◆ Figure dataset records:
[START]

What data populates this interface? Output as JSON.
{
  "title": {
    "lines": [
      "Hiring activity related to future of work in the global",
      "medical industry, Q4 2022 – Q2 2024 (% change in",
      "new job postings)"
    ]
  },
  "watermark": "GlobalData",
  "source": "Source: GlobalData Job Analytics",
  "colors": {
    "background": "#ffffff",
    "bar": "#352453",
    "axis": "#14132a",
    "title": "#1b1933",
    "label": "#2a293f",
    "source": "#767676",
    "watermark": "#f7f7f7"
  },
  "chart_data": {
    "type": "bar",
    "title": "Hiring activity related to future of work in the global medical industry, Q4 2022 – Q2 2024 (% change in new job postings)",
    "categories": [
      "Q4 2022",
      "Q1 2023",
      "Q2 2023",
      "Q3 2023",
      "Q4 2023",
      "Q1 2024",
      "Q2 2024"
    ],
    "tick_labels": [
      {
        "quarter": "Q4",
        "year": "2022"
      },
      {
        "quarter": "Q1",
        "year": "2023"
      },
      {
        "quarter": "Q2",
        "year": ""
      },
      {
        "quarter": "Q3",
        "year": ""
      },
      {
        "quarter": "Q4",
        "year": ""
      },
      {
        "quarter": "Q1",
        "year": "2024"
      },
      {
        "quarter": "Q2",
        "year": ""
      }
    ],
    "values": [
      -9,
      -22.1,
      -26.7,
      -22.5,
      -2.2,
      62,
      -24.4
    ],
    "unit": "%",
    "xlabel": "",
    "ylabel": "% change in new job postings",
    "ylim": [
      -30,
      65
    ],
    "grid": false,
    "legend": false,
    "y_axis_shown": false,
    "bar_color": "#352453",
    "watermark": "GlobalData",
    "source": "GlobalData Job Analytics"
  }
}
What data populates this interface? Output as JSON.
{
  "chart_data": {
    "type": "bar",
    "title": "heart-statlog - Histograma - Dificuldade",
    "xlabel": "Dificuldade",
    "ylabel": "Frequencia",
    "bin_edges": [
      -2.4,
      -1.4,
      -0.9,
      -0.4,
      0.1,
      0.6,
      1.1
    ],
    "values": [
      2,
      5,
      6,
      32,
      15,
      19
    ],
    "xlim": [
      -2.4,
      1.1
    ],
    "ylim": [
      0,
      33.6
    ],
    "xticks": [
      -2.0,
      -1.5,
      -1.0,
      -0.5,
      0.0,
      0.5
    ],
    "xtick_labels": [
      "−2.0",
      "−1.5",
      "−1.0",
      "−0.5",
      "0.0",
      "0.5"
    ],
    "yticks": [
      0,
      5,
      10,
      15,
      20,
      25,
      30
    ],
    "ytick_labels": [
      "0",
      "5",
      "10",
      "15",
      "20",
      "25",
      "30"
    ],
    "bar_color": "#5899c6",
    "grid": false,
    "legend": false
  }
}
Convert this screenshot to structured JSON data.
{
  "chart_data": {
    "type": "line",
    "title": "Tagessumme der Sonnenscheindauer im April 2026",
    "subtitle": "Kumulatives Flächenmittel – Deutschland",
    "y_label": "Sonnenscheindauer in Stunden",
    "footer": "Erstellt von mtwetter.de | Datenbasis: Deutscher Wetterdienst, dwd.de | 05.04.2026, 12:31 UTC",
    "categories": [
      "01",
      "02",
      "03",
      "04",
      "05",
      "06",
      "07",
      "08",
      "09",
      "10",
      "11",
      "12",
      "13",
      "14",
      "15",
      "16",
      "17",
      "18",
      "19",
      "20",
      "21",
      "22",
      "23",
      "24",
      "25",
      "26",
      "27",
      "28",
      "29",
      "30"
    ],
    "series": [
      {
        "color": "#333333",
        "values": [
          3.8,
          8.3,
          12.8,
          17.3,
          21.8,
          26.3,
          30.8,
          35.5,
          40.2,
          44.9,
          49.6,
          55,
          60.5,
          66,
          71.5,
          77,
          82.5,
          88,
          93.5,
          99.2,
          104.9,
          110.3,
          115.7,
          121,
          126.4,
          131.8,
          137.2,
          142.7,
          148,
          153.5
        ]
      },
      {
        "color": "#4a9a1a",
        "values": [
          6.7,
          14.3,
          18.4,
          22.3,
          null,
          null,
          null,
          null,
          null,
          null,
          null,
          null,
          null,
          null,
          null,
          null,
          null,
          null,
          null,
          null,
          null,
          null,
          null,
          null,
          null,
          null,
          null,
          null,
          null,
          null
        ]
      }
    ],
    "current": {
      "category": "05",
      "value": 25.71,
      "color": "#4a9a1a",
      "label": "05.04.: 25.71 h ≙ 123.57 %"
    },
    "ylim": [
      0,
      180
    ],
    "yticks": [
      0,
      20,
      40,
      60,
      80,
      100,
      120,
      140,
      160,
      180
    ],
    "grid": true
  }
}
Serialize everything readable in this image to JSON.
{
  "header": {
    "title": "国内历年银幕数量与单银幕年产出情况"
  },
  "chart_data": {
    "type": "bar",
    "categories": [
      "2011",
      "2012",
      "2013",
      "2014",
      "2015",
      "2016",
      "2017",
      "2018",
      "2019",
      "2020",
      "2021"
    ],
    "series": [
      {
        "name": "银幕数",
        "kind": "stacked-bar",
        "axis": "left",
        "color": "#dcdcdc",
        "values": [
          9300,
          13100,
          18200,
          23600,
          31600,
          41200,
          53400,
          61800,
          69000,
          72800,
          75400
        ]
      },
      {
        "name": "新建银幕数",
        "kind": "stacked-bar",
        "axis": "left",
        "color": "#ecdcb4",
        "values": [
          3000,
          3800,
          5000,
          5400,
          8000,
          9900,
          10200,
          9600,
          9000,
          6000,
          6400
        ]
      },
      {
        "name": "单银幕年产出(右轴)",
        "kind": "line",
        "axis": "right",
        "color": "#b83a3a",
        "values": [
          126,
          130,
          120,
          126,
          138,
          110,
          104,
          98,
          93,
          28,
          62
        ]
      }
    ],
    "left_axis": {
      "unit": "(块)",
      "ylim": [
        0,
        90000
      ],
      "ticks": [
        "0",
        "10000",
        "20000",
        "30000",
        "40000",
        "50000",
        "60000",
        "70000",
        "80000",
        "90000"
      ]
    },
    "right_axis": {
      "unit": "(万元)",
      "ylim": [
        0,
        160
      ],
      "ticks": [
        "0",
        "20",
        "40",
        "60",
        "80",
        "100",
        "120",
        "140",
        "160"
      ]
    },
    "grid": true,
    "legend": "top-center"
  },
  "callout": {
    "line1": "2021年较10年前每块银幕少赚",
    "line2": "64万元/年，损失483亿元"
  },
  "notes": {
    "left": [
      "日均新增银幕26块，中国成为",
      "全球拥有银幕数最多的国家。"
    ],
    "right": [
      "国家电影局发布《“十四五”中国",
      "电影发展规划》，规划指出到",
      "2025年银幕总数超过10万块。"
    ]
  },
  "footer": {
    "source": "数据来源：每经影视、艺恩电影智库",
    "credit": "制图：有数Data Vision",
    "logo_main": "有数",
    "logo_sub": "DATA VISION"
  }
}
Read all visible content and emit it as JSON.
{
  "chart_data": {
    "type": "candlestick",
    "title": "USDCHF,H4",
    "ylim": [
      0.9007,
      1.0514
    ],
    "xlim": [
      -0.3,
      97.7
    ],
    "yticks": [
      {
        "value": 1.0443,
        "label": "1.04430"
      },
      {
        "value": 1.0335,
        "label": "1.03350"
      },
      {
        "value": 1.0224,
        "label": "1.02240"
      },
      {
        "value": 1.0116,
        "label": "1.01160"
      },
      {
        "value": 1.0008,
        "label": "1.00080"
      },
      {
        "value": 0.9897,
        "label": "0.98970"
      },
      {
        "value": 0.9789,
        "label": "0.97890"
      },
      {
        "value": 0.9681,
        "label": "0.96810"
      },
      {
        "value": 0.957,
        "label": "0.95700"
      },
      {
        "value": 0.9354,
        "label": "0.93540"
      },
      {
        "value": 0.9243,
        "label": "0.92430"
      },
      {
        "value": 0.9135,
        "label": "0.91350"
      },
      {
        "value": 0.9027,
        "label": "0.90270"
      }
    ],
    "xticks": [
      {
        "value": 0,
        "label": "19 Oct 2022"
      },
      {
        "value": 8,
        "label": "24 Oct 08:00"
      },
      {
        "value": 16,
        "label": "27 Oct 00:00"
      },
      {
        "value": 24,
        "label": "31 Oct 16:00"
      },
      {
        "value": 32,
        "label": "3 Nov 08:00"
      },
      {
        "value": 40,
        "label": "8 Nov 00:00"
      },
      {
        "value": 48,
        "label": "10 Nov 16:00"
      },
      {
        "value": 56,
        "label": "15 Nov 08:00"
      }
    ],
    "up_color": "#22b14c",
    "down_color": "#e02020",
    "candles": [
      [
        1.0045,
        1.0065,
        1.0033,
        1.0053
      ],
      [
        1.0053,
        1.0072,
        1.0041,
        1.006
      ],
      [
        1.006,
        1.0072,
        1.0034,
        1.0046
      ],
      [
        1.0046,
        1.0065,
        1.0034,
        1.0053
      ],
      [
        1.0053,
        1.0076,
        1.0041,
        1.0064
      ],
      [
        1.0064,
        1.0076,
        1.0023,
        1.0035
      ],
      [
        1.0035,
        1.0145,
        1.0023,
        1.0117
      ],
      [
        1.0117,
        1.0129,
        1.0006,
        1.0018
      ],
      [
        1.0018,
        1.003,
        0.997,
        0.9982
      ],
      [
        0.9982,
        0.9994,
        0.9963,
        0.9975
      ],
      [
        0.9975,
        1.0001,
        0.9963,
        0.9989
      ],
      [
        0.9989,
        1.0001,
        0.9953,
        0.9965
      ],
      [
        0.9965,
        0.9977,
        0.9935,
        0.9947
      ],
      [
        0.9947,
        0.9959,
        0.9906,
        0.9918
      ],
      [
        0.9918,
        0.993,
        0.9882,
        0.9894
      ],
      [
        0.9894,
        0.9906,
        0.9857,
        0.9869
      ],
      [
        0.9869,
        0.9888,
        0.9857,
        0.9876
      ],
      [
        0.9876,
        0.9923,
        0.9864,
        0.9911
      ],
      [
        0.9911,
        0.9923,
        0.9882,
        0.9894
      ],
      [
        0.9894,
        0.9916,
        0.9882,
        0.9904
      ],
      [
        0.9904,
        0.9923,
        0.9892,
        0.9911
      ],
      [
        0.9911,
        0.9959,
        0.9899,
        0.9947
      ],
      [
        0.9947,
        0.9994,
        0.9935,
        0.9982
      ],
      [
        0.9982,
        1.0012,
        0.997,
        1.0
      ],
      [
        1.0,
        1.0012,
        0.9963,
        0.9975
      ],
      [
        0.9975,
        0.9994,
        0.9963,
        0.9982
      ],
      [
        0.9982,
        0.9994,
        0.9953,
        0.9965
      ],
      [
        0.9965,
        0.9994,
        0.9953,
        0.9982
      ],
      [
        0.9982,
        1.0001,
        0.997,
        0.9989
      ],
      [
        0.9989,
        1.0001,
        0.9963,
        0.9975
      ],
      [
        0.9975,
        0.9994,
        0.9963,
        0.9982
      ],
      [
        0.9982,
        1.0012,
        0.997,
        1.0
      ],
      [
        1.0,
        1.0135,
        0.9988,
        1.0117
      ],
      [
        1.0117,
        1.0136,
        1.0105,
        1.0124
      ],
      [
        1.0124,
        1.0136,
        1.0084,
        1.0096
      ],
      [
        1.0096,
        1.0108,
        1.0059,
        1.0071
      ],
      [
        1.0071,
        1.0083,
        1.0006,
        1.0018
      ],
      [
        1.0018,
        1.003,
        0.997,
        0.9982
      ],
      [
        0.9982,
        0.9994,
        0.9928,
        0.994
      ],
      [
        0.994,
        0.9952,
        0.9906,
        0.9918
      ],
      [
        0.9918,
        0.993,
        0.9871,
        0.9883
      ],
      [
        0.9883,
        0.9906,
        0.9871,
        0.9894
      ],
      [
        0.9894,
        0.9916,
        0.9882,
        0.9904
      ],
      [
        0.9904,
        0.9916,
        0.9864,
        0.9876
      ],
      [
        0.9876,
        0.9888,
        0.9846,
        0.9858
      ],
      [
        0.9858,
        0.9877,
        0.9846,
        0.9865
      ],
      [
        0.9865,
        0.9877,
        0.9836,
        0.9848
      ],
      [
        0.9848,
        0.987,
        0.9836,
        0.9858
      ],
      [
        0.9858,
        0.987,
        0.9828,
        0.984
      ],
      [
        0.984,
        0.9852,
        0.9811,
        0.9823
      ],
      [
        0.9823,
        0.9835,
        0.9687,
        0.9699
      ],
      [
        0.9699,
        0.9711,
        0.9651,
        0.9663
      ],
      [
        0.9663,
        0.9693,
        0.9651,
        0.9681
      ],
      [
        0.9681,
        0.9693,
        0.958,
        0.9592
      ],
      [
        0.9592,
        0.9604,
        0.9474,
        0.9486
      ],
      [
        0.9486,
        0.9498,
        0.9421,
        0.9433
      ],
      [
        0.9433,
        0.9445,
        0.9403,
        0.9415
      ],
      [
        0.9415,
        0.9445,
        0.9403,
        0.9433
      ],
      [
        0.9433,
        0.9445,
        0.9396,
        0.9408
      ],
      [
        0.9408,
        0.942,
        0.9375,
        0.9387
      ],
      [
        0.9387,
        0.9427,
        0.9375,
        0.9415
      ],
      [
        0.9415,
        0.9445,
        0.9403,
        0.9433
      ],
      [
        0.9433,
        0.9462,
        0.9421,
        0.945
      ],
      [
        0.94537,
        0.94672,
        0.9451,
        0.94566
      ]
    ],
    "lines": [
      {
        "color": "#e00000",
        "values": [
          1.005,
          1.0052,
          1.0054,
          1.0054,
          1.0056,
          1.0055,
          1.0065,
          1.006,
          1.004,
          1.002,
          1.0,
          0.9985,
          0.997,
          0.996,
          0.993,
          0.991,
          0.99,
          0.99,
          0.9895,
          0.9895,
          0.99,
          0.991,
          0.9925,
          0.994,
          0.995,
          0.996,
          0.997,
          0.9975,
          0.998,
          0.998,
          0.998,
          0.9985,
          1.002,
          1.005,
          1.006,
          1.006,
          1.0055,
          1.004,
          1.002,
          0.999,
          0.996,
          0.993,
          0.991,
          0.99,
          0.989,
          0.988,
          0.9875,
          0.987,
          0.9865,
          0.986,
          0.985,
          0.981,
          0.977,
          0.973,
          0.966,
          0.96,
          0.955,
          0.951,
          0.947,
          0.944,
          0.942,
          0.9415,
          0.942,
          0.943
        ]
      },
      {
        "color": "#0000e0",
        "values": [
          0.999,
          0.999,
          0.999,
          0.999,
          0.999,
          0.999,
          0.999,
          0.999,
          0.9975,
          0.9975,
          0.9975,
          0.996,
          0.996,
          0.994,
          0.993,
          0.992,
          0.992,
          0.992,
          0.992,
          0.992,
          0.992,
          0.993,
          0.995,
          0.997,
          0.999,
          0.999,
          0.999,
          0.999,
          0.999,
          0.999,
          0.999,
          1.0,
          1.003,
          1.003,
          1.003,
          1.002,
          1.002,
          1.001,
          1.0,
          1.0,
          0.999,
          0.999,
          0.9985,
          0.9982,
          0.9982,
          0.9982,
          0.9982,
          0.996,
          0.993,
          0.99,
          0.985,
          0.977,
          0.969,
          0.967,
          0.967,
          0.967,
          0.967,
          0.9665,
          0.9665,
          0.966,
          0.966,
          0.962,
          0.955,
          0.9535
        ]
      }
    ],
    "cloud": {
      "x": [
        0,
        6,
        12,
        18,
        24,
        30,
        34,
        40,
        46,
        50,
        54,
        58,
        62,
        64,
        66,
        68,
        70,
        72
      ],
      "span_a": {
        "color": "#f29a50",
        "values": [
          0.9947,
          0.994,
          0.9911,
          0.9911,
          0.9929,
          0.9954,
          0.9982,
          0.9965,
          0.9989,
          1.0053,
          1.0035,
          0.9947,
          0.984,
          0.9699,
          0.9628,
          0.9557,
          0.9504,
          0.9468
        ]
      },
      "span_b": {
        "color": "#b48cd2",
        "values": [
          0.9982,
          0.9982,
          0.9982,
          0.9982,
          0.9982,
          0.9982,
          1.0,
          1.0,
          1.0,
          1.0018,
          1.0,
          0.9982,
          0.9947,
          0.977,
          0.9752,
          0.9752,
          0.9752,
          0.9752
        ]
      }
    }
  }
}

[END]

◆ Problem description: Scan the listing above. Gather each line that contains the word "Analytics".

◆ Result of the task:
  "source": "Source: GlobalData Job Analytics",
    "source": "GlobalData Job Analytics"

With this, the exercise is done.